>> begin Exercise data
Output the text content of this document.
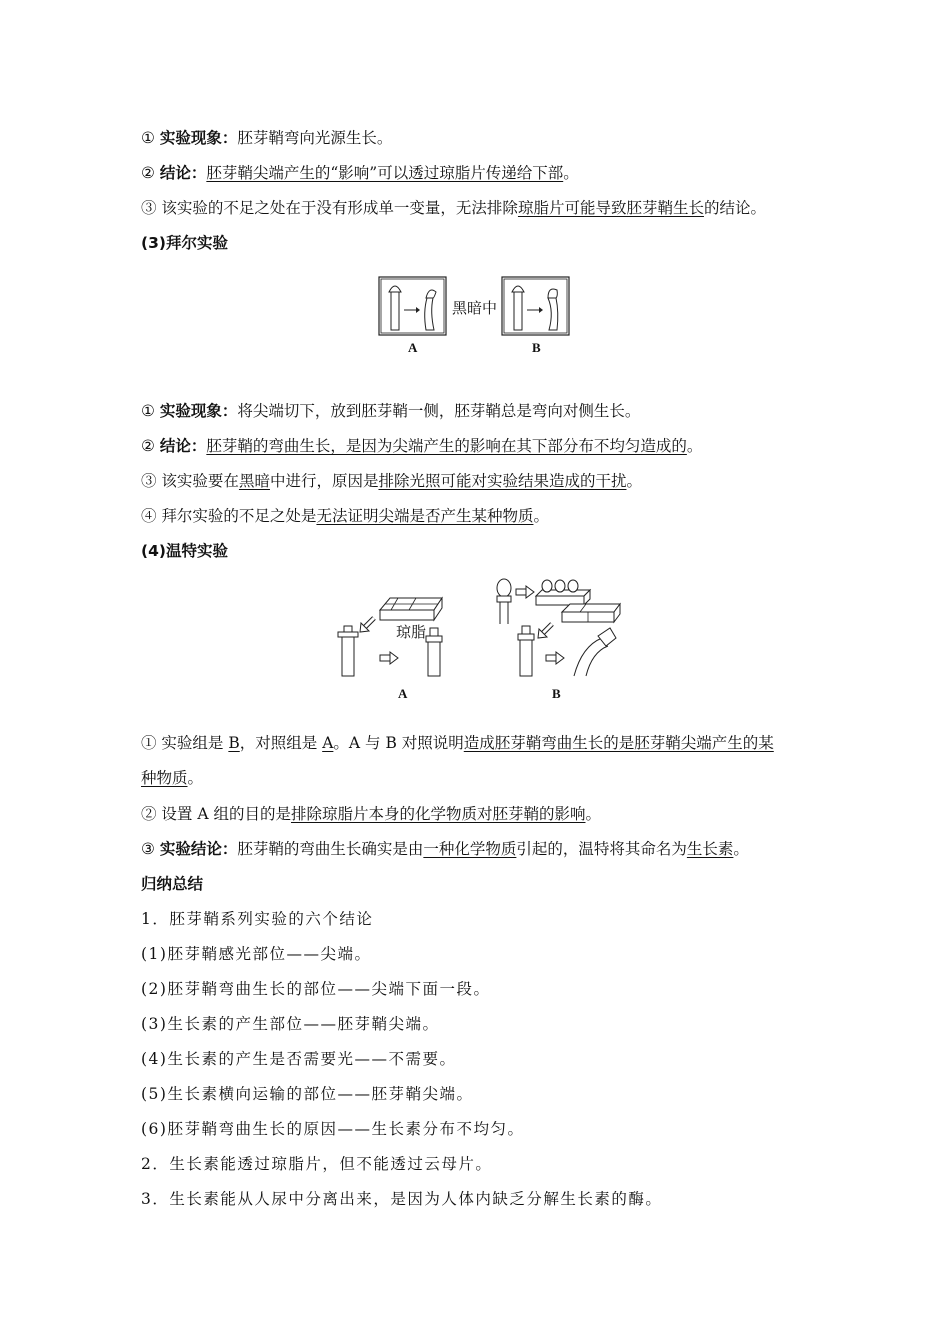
① 实验现象：胚芽鞘弯向光源生长。
② 结论：胚芽鞘尖端产生的“影响”可以透过琼脂片传递给下部。
③ 该实验的不足之处在于没有形成单一变量，无法排除琼脂片可能导致胚芽鞘生长的结论。
(3)拜尔实验
黑暗中
A	B
① 实验现象：将尖端切下，放到胚芽鞘一侧，胚芽鞘总是弯向对侧生长。
② 结论：胚芽鞘的弯曲生长，是因为尖端产生的影响在其下部分布不均匀造成的。
③ 该实验要在黑暗中进行，原因是排除光照可能对实验结果造成的干扰。
④ 拜尔实验的不足之处是无法证明尖端是否产生某种物质。
(4)温特实验
琼脂
A	B
① 实验组是 B，对照组是 A。A 与 B 对照说明造成胚芽鞘弯曲生长的是胚芽鞘尖端产生的某
种物质。
② 设置 A 组的目的是排除琼脂片本身的化学物质对胚芽鞘的影响。
③ 实验结论：胚芽鞘的弯曲生长确实是由一种化学物质引起的，温特将其命名为生长素。
归纳总结
1．胚芽鞘系列实验的六个结论
(1)胚芽鞘感光部位——尖端。
(2)胚芽鞘弯曲生长的部位——尖端下面一段。
(3)生长素的产生部位——胚芽鞘尖端。
(4)生长素的产生是否需要光——不需要。
(5)生长素横向运输的部位——胚芽鞘尖端。
(6)胚芽鞘弯曲生长的原因——生长素分布不均匀。
2．生长素能透过琼脂片，但不能透过云母片。
3．生长素能从人尿中分离出来，是因为人体内缺乏分解生长素的酶。
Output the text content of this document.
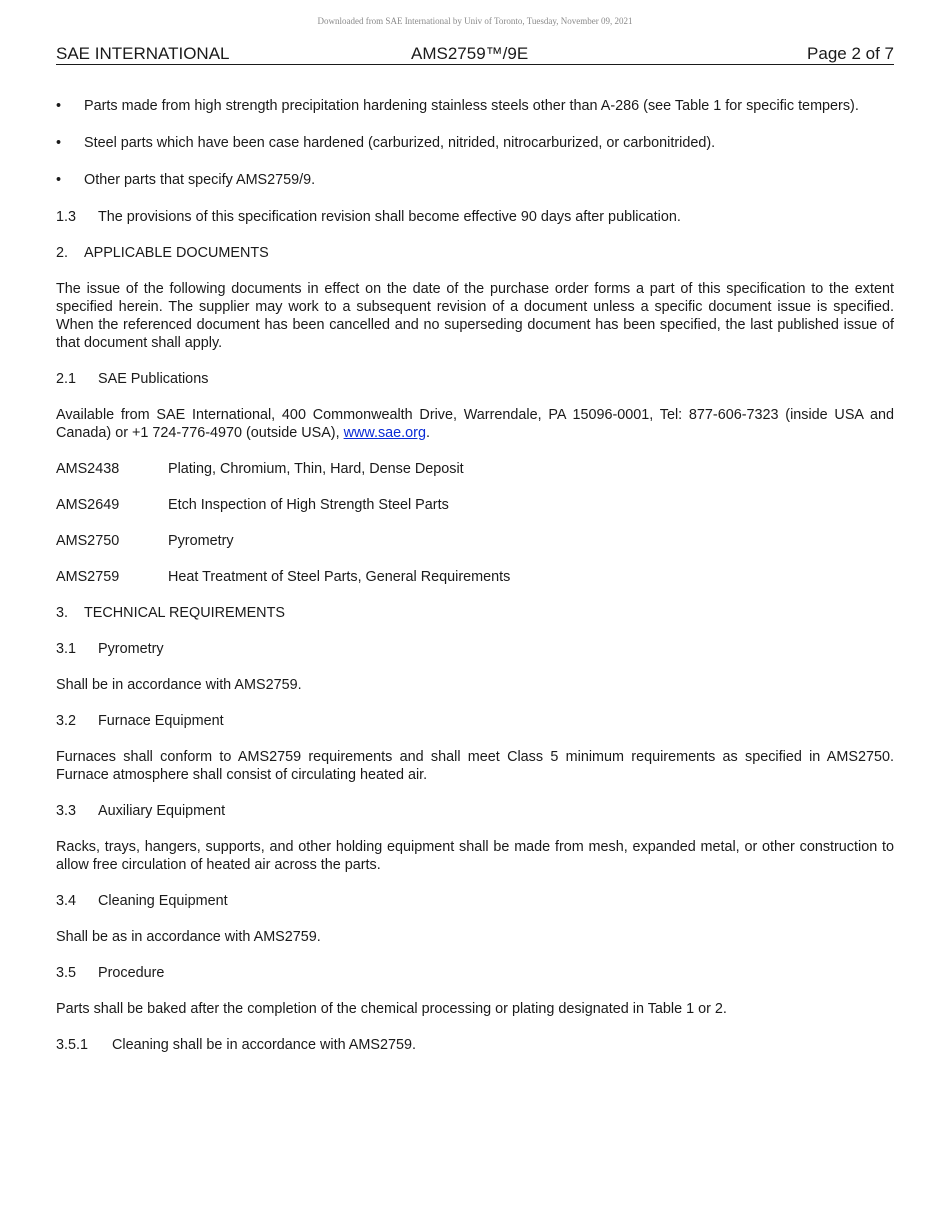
Downloaded from SAE International by Univ of Toronto, Tuesday, November 09, 2021
SAE INTERNATIONAL	AMS2759™/9E	Page 2 of 7
• Parts made from high strength precipitation hardening stainless steels other than A-286 (see Table 1 for specific tempers).
• Steel parts which have been case hardened (carburized, nitrided, nitrocarburized, or carbonitrided).
• Other parts that specify AMS2759/9.
1.3 The provisions of this specification revision shall become effective 90 days after publication.
2. APPLICABLE DOCUMENTS
The issue of the following documents in effect on the date of the purchase order forms a part of this specification to the extent specified herein. The supplier may work to a subsequent revision of a document unless a specific document issue is specified. When the referenced document has been cancelled and no superseding document has been specified, the last published issue of that document shall apply.
2.1 SAE Publications
Available from SAE International, 400 Commonwealth Drive, Warrendale, PA 15096-0001, Tel: 877-606-7323 (inside USA and Canada) or +1 724-776-4970 (outside USA), www.sae.org.
AMS2438	Plating, Chromium, Thin, Hard, Dense Deposit
AMS2649	Etch Inspection of High Strength Steel Parts
AMS2750	Pyrometry
AMS2759	Heat Treatment of Steel Parts, General Requirements
3. TECHNICAL REQUIREMENTS
3.1 Pyrometry
Shall be in accordance with AMS2759.
3.2 Furnace Equipment
Furnaces shall conform to AMS2759 requirements and shall meet Class 5 minimum requirements as specified in AMS2750. Furnace atmosphere shall consist of circulating heated air.
3.3 Auxiliary Equipment
Racks, trays, hangers, supports, and other holding equipment shall be made from mesh, expanded metal, or other construction to allow free circulation of heated air across the parts.
3.4 Cleaning Equipment
Shall be as in accordance with AMS2759.
3.5 Procedure
Parts shall be baked after the completion of the chemical processing or plating designated in Table 1 or 2.
3.5.1 Cleaning shall be in accordance with AMS2759.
>> end Exercise data
Written task → Using the listing above, pick out each line that contains the word "this", then copy it.

Answer below →
Output the text content of this document.
Output the text content of this document.
1.3 The provisions of this specification revision shall become effective 90 days after publication.
The issue of the following documents in effect on the date of the purchase order forms a part of this specification to the extent specified herein. The supplier may work to a subsequent revision of a document unless a specific document issue is specified. When the referenced document has been cancelled and no superseding document has been specified, the last published issue of that document shall apply.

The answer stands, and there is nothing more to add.